List every line below containing "оказание".

---------- EXTRACTED MATERIAL

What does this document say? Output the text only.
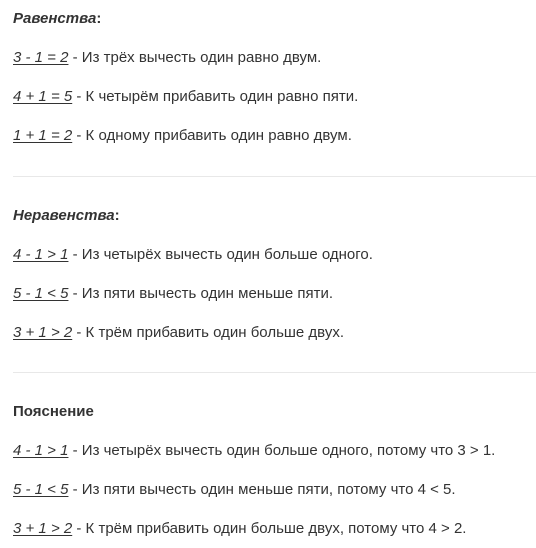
Равенства:
3 - 1 = 2 - Из трёх вычесть один равно двум.
4 + 1 = 5 - К четырём прибавить один равно пяти.
1 + 1 = 2 - К одному прибавить один равно двум.
Неравенства:
4 - 1 > 1 - Из четырёх вычесть один больше одного.
5 - 1 < 5 - Из пяти вычесть один меньше пяти.
3 + 1 > 2 - К трём прибавить один больше двух.
Пояснение
4 - 1 > 1 - Из четырёх вычесть один больше одного, потому что 3 > 1.
5 - 1 < 5 - Из пяти вычесть один меньше пяти, потому что 4 < 5.
3 + 1 > 2 - К трём прибавить один больше двух, потому что 4 > 2.
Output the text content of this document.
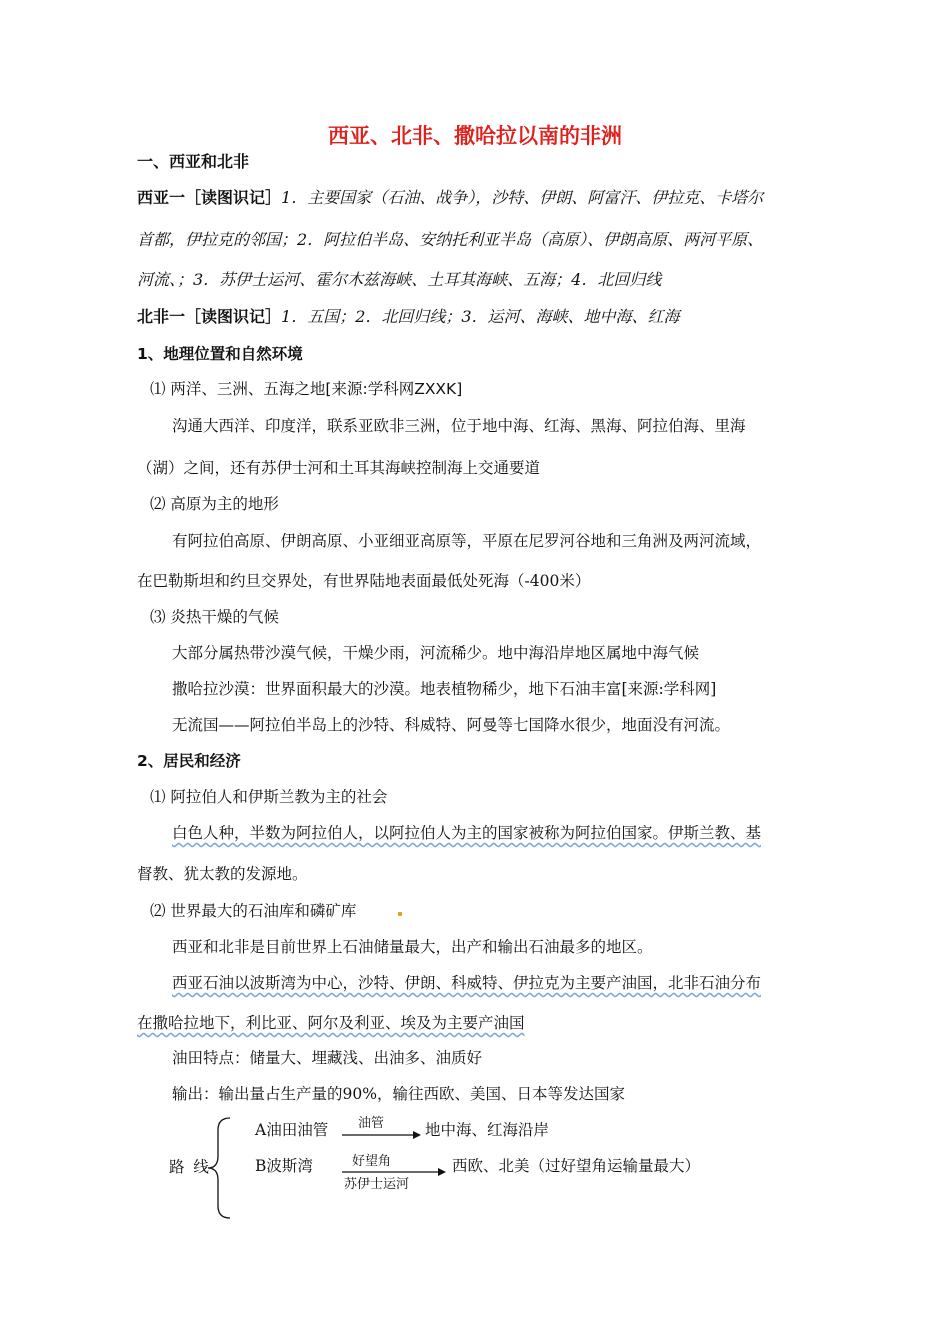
西亚、北非、撒哈拉以南的非洲
一、西亚和北非
西亚一［读图识记］1．主要国家（石油、战争），沙特、伊朗、阿富汗、伊拉克、卡塔尔
首都，伊拉克的邻国；2．阿拉伯半岛、安纳托利亚半岛（高原）、伊朗高原、两河平原、
河流、；3．苏伊士运河、霍尔木兹海峡、土耳其海峡、五海；4．北回归线
北非一［读图识记］1．五国；2．北回归线；3．运河、海峡、地中海、红海
1、地理位置和自然环境
⑴ 两洋、三洲、五海之地[来源:学科网ZXXK]
沟通大西洋、印度洋，联系亚欧非三洲，位于地中海、红海、黑海、阿拉伯海、里海
（湖）之间，还有苏伊士河和土耳其海峡控制海上交通要道
⑵ 高原为主的地形
有阿拉伯高原、伊朗高原、小亚细亚高原等，平原在尼罗河谷地和三角洲及两河流域，
在巴勒斯坦和约旦交界处，有世界陆地表面最低处死海（-400米）
⑶ 炎热干燥的气候
大部分属热带沙漠气候，干燥少雨，河流稀少。地中海沿岸地区属地中海气候
撒哈拉沙漠：世界面积最大的沙漠。地表植物稀少，地下石油丰富[来源:学科网]
无流国——阿拉伯半岛上的沙特、科威特、阿曼等七国降水很少，地面没有河流。
2、居民和经济
⑴ 阿拉伯人和伊斯兰教为主的社会
白色人种，半数为阿拉伯人，以阿拉伯人为主的国家被称为阿拉伯国家。伊斯兰教、基
督教、犹太教的发源地。
⑵ 世界最大的石油库和磷矿库
西亚和北非是目前世界上石油储量最大，出产和输出石油最多的地区。
西亚石油以波斯湾为中心，沙特、伊朗、科威特、伊拉克为主要产油国，北非石油分布
在撒哈拉地下，利比亚、阿尔及利亚、埃及为主要产油国
油田特点：储量大、埋藏浅、出油多、油质好
输出：输出量占生产量的90%，输往西欧、美国、日本等发达国家
A油田油管 油管	地中海、红海沿岸
路 线	B波斯湾	好望角
苏伊士运河
西欧、北美（过好望角运输量最大）
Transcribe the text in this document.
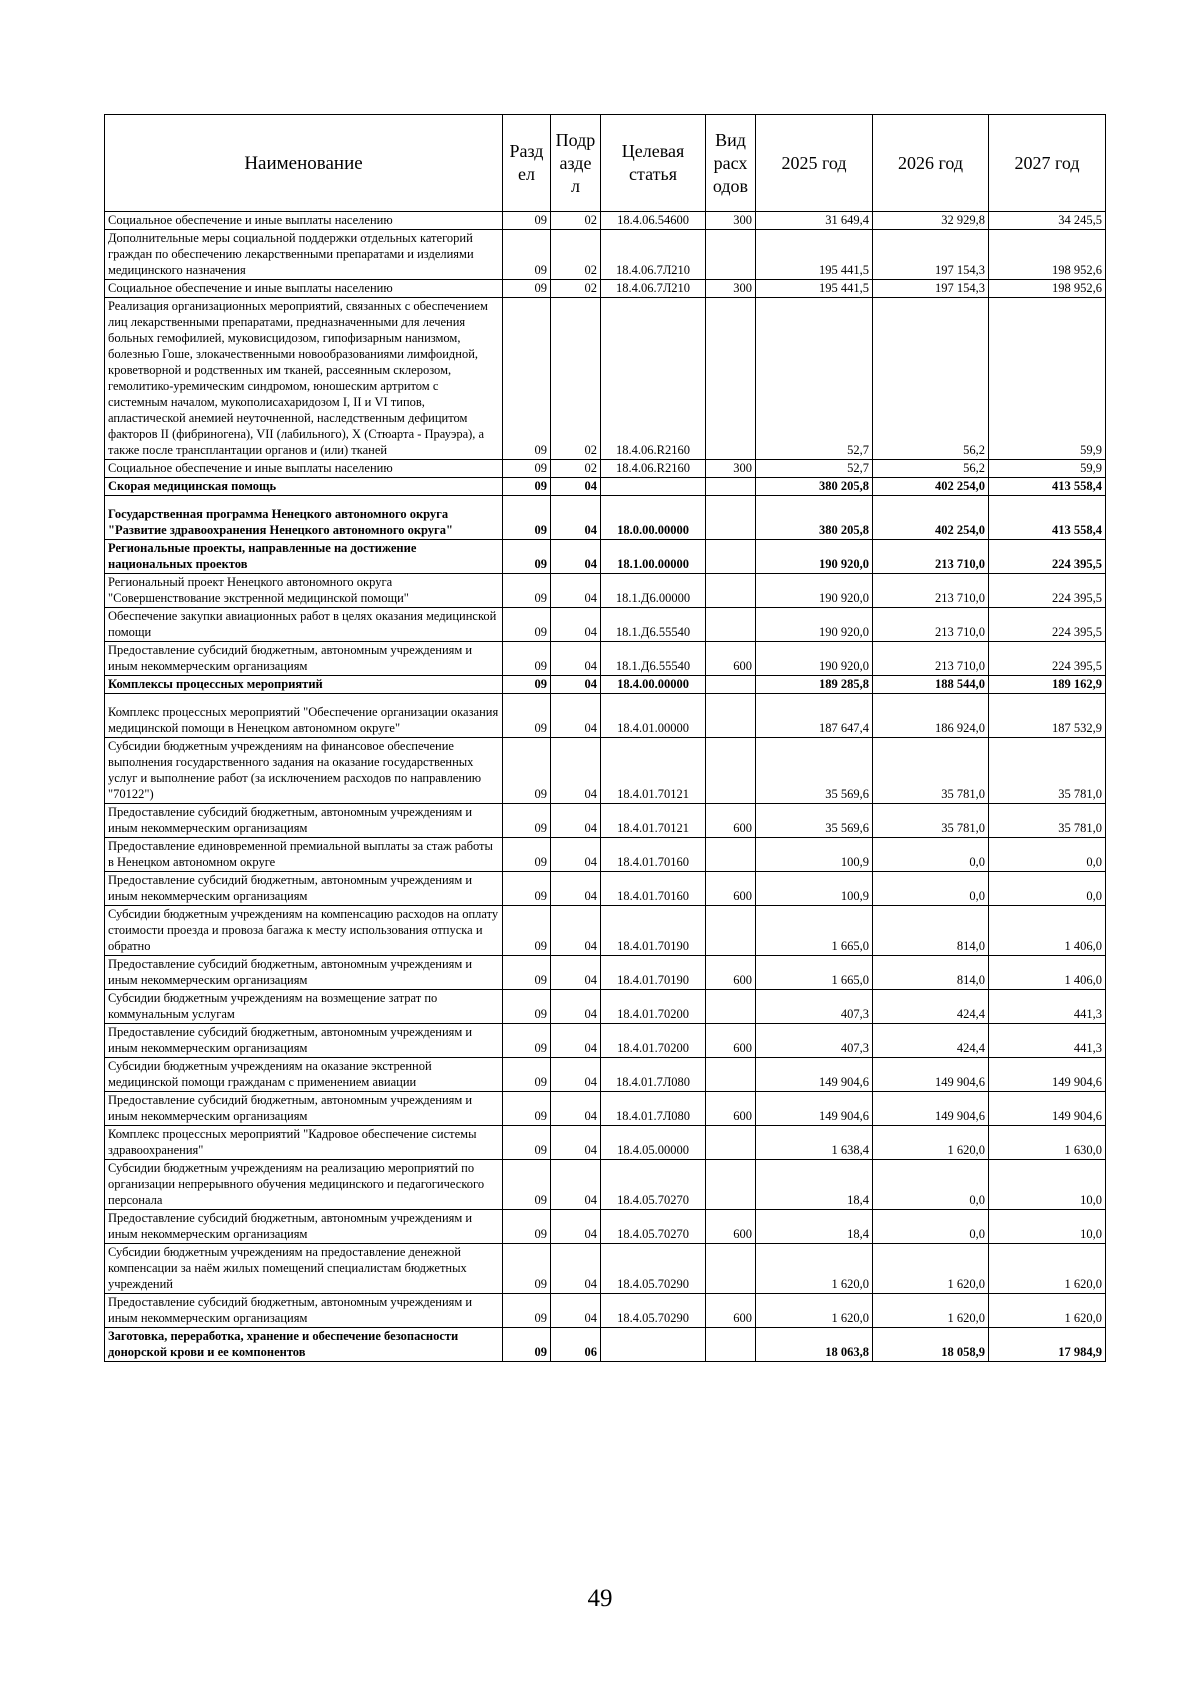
Наименование	Разд ел	Подр азде л	Целевая статья	Вид расх одов	2025 год	2026 год	2027 год
Социальное обеспечение и иные выплаты населению	09	02	18.4.06.54600	300	31 649,4	32 929,8	34 245,5
Дополнительные меры социальной поддержки отдельных категорий граждан по обеспечению лекарственными препаратами и изделиями медицинского назначения	09	02	18.4.06.7Л210		195 441,5	197 154,3	198 952,6
Социальное обеспечение и иные выплаты населению	09	02	18.4.06.7Л210	300	195 441,5	197 154,3	198 952,6
Реализация организационных мероприятий, связанных с обеспечением лиц лекарственными препаратами, предназначенными для лечения больных гемофилией, муковисцидозом, гипофизарным нанизмом, болезнью Гоше, злокачественными новообразованиями лимфоидной, кроветворной и родственных им тканей, рассеянным склерозом, гемолитико-уремическим синдромом, юношеским артритом с системным началом, мукополисахаридозом I, II и VI типов, апластической анемией неуточненной, наследственным дефицитом факторов II (фибриногена), VII (лабильного), X (Стюарта - Прауэра), а также после трансплантации органов и (или) тканей	09	02	18.4.06.R2160		52,7	56,2	59,9
Социальное обеспечение и иные выплаты населению	09	02	18.4.06.R2160	300	52,7	56,2	59,9
Скорая медицинская помощь	09	04			380 205,8	402 254,0	413 558,4
Государственная программа Ненецкого автономного округа "Развитие здравоохранения Ненецкого автономного округа"	09	04	18.0.00.00000		380 205,8	402 254,0	413 558,4
Региональные проекты, направленные на достижение национальных проектов	09	04	18.1.00.00000		190 920,0	213 710,0	224 395,5
Региональный проект Ненецкого автономного округа "Совершенствование экстренной медицинской помощи"	09	04	18.1.Д6.00000		190 920,0	213 710,0	224 395,5
Обеспечение закупки авиационных работ в целях оказания медицинской помощи	09	04	18.1.Д6.55540		190 920,0	213 710,0	224 395,5
Предоставление субсидий бюджетным, автономным учреждениям и иным некоммерческим организациям	09	04	18.1.Д6.55540	600	190 920,0	213 710,0	224 395,5
Комплексы процессных мероприятий	09	04	18.4.00.00000		189 285,8	188 544,0	189 162,9
Комплекс процессных мероприятий "Обеспечение организации оказания медицинской помощи в Ненецком автономном округе"	09	04	18.4.01.00000		187 647,4	186 924,0	187 532,9
Субсидии бюджетным учреждениям на финансовое обеспечение выполнения государственного задания на оказание государственных услуг и выполнение работ (за исключением расходов по направлению "70122")	09	04	18.4.01.70121		35 569,6	35 781,0	35 781,0
Предоставление субсидий бюджетным, автономным учреждениям и иным некоммерческим организациям	09	04	18.4.01.70121	600	35 569,6	35 781,0	35 781,0
Предоставление единовременной премиальной выплаты за стаж работы в Ненецком автономном округе	09	04	18.4.01.70160		100,9	0,0	0,0
Предоставление субсидий бюджетным, автономным учреждениям и иным некоммерческим организациям	09	04	18.4.01.70160	600	100,9	0,0	0,0
Субсидии бюджетным учреждениям на компенсацию расходов на оплату стоимости проезда и провоза багажа к месту использования отпуска и обратно	09	04	18.4.01.70190		1 665,0	814,0	1 406,0
Предоставление субсидий бюджетным, автономным учреждениям и иным некоммерческим организациям	09	04	18.4.01.70190	600	1 665,0	814,0	1 406,0
Субсидии бюджетным учреждениям на возмещение затрат по коммунальным услугам	09	04	18.4.01.70200		407,3	424,4	441,3
Предоставление субсидий бюджетным, автономным учреждениям и иным некоммерческим организациям	09	04	18.4.01.70200	600	407,3	424,4	441,3
Субсидии бюджетным учреждениям на оказание экстренной медицинской помощи гражданам с применением авиации	09	04	18.4.01.7Л080		149 904,6	149 904,6	149 904,6
Предоставление субсидий бюджетным, автономным учреждениям и иным некоммерческим организациям	09	04	18.4.01.7Л080	600	149 904,6	149 904,6	149 904,6
Комплекс процессных мероприятий "Кадровое обеспечение системы здравоохранения"	09	04	18.4.05.00000		1 638,4	1 620,0	1 630,0
Субсидии бюджетным учреждениям на реализацию мероприятий по организации непрерывного обучения медицинского и педагогического персонала	09	04	18.4.05.70270		18,4	0,0	10,0
Предоставление субсидий бюджетным, автономным учреждениям и иным некоммерческим организациям	09	04	18.4.05.70270	600	18,4	0,0	10,0
Субсидии бюджетным учреждениям на предоставление денежной компенсации за наём жилых помещений специалистам бюджетных учреждений	09	04	18.4.05.70290		1 620,0	1 620,0	1 620,0
Предоставление субсидий бюджетным, автономным учреждениям и иным некоммерческим организациям	09	04	18.4.05.70290	600	1 620,0	1 620,0	1 620,0
Заготовка, переработка, хранение и обеспечение безопасности донорской крови и ее компонентов	09	06			18 063,8	18 058,9	17 984,9
49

--------------------

EXERCISE ANSWER -
Субсидии бюджетным учреждениям на финансовое обеспечение выполнения государственного задания на оказание государственных услуг и выполнение работ (за исключением расходов по направлению "70122")	09	04	18.4.01.70121		35 569,6	35 781,0	35 781,0
Субсидии бюджетным учреждениям на оказание экстренной медицинской помощи гражданам с применением авиации	09	04	18.4.01.7Л080		149 904,6	149 904,6	149 904,6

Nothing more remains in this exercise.